# Job
Every line below that holds the string "United" should be copied out.

* START *

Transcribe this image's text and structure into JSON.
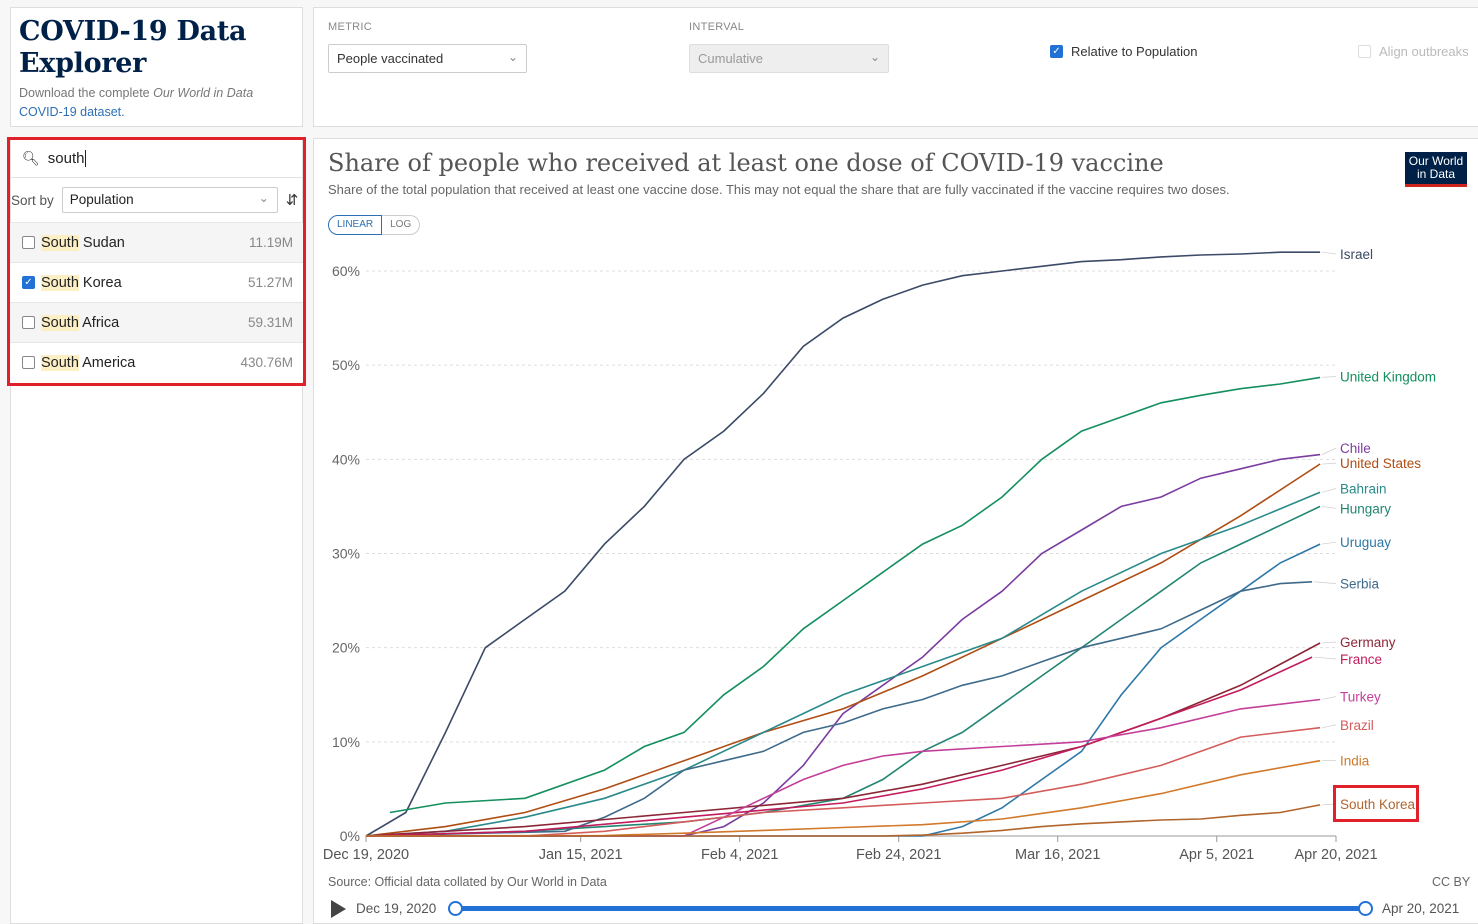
{
  "app": {
    "title_line1": "COVID-19 Data",
    "title_line2": "Explorer",
    "subtitle_prefix": "Download the complete ",
    "subtitle_italic": "Our World in Data",
    "subtitle_link": "COVID-19 dataset."
  },
  "controls": {
    "metric_label": "METRIC",
    "metric_value": "People vaccinated",
    "interval_label": "INTERVAL",
    "interval_value": "Cumulative",
    "relative_label": "Relative to Population",
    "relative_checked": true,
    "align_label": "Align outbreaks",
    "align_checked": false
  },
  "sidebar": {
    "search_query": "south",
    "sort_label": "Sort by",
    "sort_value": "Population",
    "results": [
      {
        "match": "South",
        "rest": " Sudan",
        "pop": "11.19M",
        "checked": false
      },
      {
        "match": "South",
        "rest": " Korea",
        "pop": "51.27M",
        "checked": true
      },
      {
        "match": "South",
        "rest": " Africa",
        "pop": "59.31M",
        "checked": false
      },
      {
        "match": "South",
        "rest": " America",
        "pop": "430.76M",
        "checked": false
      }
    ]
  },
  "chart": {
    "title": "Share of people who received at least one dose of COVID-19 vaccine",
    "subtitle": "Share of the total population that received at least one vaccine dose. This may not equal the share that are fully vaccinated if the vaccine requires two doses.",
    "logo_line1": "Our World",
    "logo_line2": "in Data",
    "scale_linear": "LINEAR",
    "scale_log": "LOG",
    "source": "Source: Official data collated by Our World in Data",
    "license": "CC BY",
    "timeline_start": "Dec 19, 2020",
    "timeline_end": "Apr 20, 2021"
  },
  "chart_data": {
    "type": "line",
    "title": "Share of people who received at least one dose of COVID-19 vaccine",
    "ylabel": "",
    "xlabel": "",
    "ylim": [
      0,
      62
    ],
    "yticks": [
      0,
      10,
      20,
      30,
      40,
      50,
      60
    ],
    "ytick_labels": [
      "0%",
      "10%",
      "20%",
      "30%",
      "40%",
      "50%",
      "60%"
    ],
    "xlim": [
      0,
      122
    ],
    "xtick_days": [
      0,
      27,
      47,
      67,
      87,
      107,
      122
    ],
    "xtick_labels": [
      "Dec 19, 2020",
      "Jan 15, 2021",
      "Feb 4, 2021",
      "Feb 24, 2021",
      "Mar 16, 2021",
      "Apr 5, 2021",
      "Apr 20, 2021"
    ],
    "series": [
      {
        "name": "Israel",
        "color": "#3b4a66",
        "x": [
          0,
          5,
          10,
          15,
          20,
          25,
          30,
          35,
          40,
          45,
          50,
          55,
          60,
          65,
          70,
          75,
          80,
          85,
          90,
          95,
          100,
          105,
          110,
          115,
          120
        ],
        "values": [
          0,
          2.5,
          11,
          20,
          23,
          26,
          31,
          35,
          40,
          43,
          47,
          52,
          55,
          57,
          58.5,
          59.5,
          60,
          60.5,
          61,
          61.2,
          61.5,
          61.7,
          61.8,
          62,
          62
        ]
      },
      {
        "name": "United Kingdom",
        "color": "#148f5e",
        "x": [
          3,
          10,
          20,
          30,
          35,
          40,
          45,
          50,
          55,
          60,
          65,
          70,
          75,
          80,
          85,
          90,
          95,
          100,
          105,
          110,
          115,
          120
        ],
        "values": [
          2.5,
          3.5,
          4,
          7,
          9.5,
          11,
          15,
          18,
          22,
          25,
          28,
          31,
          33,
          36,
          40,
          43,
          44.5,
          46,
          46.8,
          47.5,
          48,
          48.7
        ]
      },
      {
        "name": "Chile",
        "color": "#7b3d9f",
        "x": [
          0,
          40,
          45,
          50,
          55,
          60,
          65,
          70,
          75,
          80,
          85,
          90,
          95,
          100,
          105,
          110,
          115,
          120
        ],
        "values": [
          0,
          0,
          1,
          3.5,
          7.5,
          13,
          16,
          19,
          23,
          26,
          30,
          32.5,
          35,
          36,
          38,
          39,
          40,
          40.5
        ]
      },
      {
        "name": "United States",
        "color": "#b04d13",
        "x": [
          0,
          10,
          20,
          30,
          40,
          50,
          60,
          70,
          80,
          90,
          100,
          110,
          120
        ],
        "values": [
          0,
          1,
          2.5,
          5,
          8,
          11,
          13.5,
          17,
          21,
          25,
          29,
          34,
          39.5
        ]
      },
      {
        "name": "Bahrain",
        "color": "#2a8a8a",
        "x": [
          0,
          10,
          20,
          30,
          40,
          50,
          60,
          70,
          80,
          90,
          100,
          110,
          120
        ],
        "values": [
          0,
          0.5,
          2,
          4,
          7,
          11,
          15,
          18,
          21,
          26,
          30,
          33,
          36.5
        ]
      },
      {
        "name": "Hungary",
        "color": "#238672",
        "x": [
          0,
          20,
          40,
          50,
          60,
          65,
          70,
          75,
          80,
          85,
          90,
          95,
          100,
          105,
          110,
          115,
          120
        ],
        "values": [
          0,
          0.5,
          1.5,
          2.5,
          4,
          6,
          9,
          11,
          14,
          17,
          20,
          23,
          26,
          29,
          31,
          33,
          35
        ]
      },
      {
        "name": "Uruguay",
        "color": "#2e78a8",
        "x": [
          0,
          70,
          75,
          80,
          85,
          90,
          95,
          100,
          105,
          110,
          115,
          120
        ],
        "values": [
          0,
          0,
          1,
          3,
          6,
          9,
          15,
          20,
          23,
          26,
          29,
          31
        ]
      },
      {
        "name": "Serbia",
        "color": "#3f6a8a",
        "x": [
          0,
          25,
          30,
          35,
          40,
          45,
          50,
          55,
          60,
          65,
          70,
          75,
          80,
          85,
          90,
          95,
          100,
          105,
          110,
          115,
          119
        ],
        "values": [
          0,
          0.5,
          2,
          4,
          7,
          8,
          9,
          11,
          12,
          13.5,
          14.5,
          16,
          17,
          18.5,
          20,
          21,
          22,
          24,
          26,
          26.8,
          27
        ]
      },
      {
        "name": "Germany",
        "color": "#8c2637",
        "x": [
          0,
          20,
          40,
          60,
          70,
          80,
          90,
          100,
          110,
          120
        ],
        "values": [
          0,
          1,
          2.5,
          4,
          5.5,
          7.5,
          9.5,
          12.5,
          16,
          20.5
        ]
      },
      {
        "name": "France",
        "color": "#c21c5c",
        "x": [
          0,
          20,
          40,
          60,
          70,
          80,
          90,
          100,
          110,
          119
        ],
        "values": [
          0,
          0.5,
          2,
          3.5,
          5,
          7,
          9.5,
          12.5,
          15.5,
          19
        ]
      },
      {
        "name": "Turkey",
        "color": "#c33f9a",
        "x": [
          0,
          40,
          45,
          50,
          55,
          60,
          65,
          70,
          80,
          90,
          100,
          110,
          120
        ],
        "values": [
          0,
          0,
          2,
          4,
          6,
          7.5,
          8.5,
          9,
          9.5,
          10,
          11.5,
          13.5,
          14.5
        ]
      },
      {
        "name": "Brazil",
        "color": "#d45c5c",
        "x": [
          0,
          20,
          30,
          40,
          50,
          60,
          70,
          80,
          90,
          100,
          110,
          120
        ],
        "values": [
          0,
          0,
          0.5,
          1.5,
          2.5,
          3,
          3.5,
          4,
          5.5,
          7.5,
          10.5,
          11.5
        ]
      },
      {
        "name": "India",
        "color": "#d2792a",
        "x": [
          0,
          30,
          40,
          50,
          60,
          70,
          80,
          90,
          100,
          110,
          120
        ],
        "values": [
          0,
          0.05,
          0.3,
          0.6,
          0.9,
          1.2,
          1.8,
          3,
          4.5,
          6.5,
          8
        ]
      },
      {
        "name": "South Korea",
        "color": "#b2642b",
        "x": [
          0,
          65,
          70,
          75,
          80,
          85,
          90,
          95,
          100,
          105,
          110,
          115,
          120
        ],
        "values": [
          0,
          0,
          0.1,
          0.3,
          0.6,
          1,
          1.3,
          1.5,
          1.7,
          1.8,
          2.2,
          2.5,
          3.3
        ]
      }
    ],
    "label_y_percent": {
      "Israel": 61.8,
      "United Kingdom": 48.8,
      "Chile": 41.2,
      "United States": 39.6,
      "Bahrain": 36.9,
      "Hungary": 34.8,
      "Uruguay": 31.2,
      "Serbia": 26.8,
      "Germany": 20.6,
      "France": 18.8,
      "Turkey": 14.8,
      "Brazil": 11.8,
      "India": 8.0,
      "South Korea": 3.4
    }
  }
}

* END *

# Correct answer
        "name": "United Kingdom",
        "name": "United States",
      "United Kingdom": 48.8,
      "United States": 39.6,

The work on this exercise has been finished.